## REQUIREMENT
Each line below is to be written out in full, exactly as shown.

[Begin]

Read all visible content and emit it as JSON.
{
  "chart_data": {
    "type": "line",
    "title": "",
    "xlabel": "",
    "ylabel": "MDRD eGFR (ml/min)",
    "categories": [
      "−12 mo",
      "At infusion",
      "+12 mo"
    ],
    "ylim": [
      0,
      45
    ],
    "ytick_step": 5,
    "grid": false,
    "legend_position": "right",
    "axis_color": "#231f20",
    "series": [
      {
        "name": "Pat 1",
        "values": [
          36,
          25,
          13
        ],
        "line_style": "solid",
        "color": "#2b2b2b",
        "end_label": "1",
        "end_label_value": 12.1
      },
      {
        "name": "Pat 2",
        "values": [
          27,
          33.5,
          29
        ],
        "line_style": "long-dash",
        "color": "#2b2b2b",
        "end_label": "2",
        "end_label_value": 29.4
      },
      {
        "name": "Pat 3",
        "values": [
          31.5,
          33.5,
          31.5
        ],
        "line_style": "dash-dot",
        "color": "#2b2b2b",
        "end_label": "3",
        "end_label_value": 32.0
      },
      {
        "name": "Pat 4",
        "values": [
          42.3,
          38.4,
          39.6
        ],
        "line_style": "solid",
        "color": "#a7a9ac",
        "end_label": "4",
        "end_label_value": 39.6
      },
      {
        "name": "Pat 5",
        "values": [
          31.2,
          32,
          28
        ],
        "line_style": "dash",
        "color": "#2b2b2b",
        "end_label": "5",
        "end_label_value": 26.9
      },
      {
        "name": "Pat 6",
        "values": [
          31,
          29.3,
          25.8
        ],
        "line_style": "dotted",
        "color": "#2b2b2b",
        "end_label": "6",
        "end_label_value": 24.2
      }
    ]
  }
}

[End]

## ANSWER TO THIS EXERCISE
Read all visible content and emit it as JSON.
{
  "chart_data": {
    "type": "line",
    "title": "",
    "xlabel": "",
    "ylabel": "MDRD eGFR (ml/min)",
    "categories": [
      "−12 mo",
      "At infusion",
      "+12 mo"
    ],
    "ylim": [
      0,
      45
    ],
    "ytick_step": 5,
    "grid": false,
    "legend_position": "right",
    "axis_color": "#231f20",
    "series": [
      {
        "name": "Pat 1",
        "values": [
          36,
          25,
          13
        ],
        "line_style": "solid",
        "color": "#2b2b2b",
        "end_label": "1",
        "end_label_value": 12.1
      },
      {
        "name": "Pat 2",
        "values": [
          27,
          33.5,
          29
        ],
        "line_style": "long-dash",
        "color": "#2b2b2b",
        "end_label": "2",
        "end_label_value": 29.4
      },
      {
        "name": "Pat 3",
        "values": [
          31.5,
          33.5,
          31.5
        ],
        "line_style": "dash-dot",
        "color": "#2b2b2b",
        "end_label": "3",
        "end_label_value": 32.0
      },
      {
        "name": "Pat 4",
        "values": [
          42.3,
          38.4,
          39.6
        ],
        "line_style": "solid",
        "color": "#a7a9ac",
        "end_label": "4",
        "end_label_value": 39.6
      },
      {
        "name": "Pat 5",
        "values": [
          31.2,
          32,
          28
        ],
        "line_style": "dash",
        "color": "#2b2b2b",
        "end_label": "5",
        "end_label_value": 26.9
      },
      {
        "name": "Pat 6",
        "values": [
          31,
          29.3,
          25.8
        ],
        "line_style": "dotted",
        "color": "#2b2b2b",
        "end_label": "6",
        "end_label_value": 24.2
      }
    ]
  }
}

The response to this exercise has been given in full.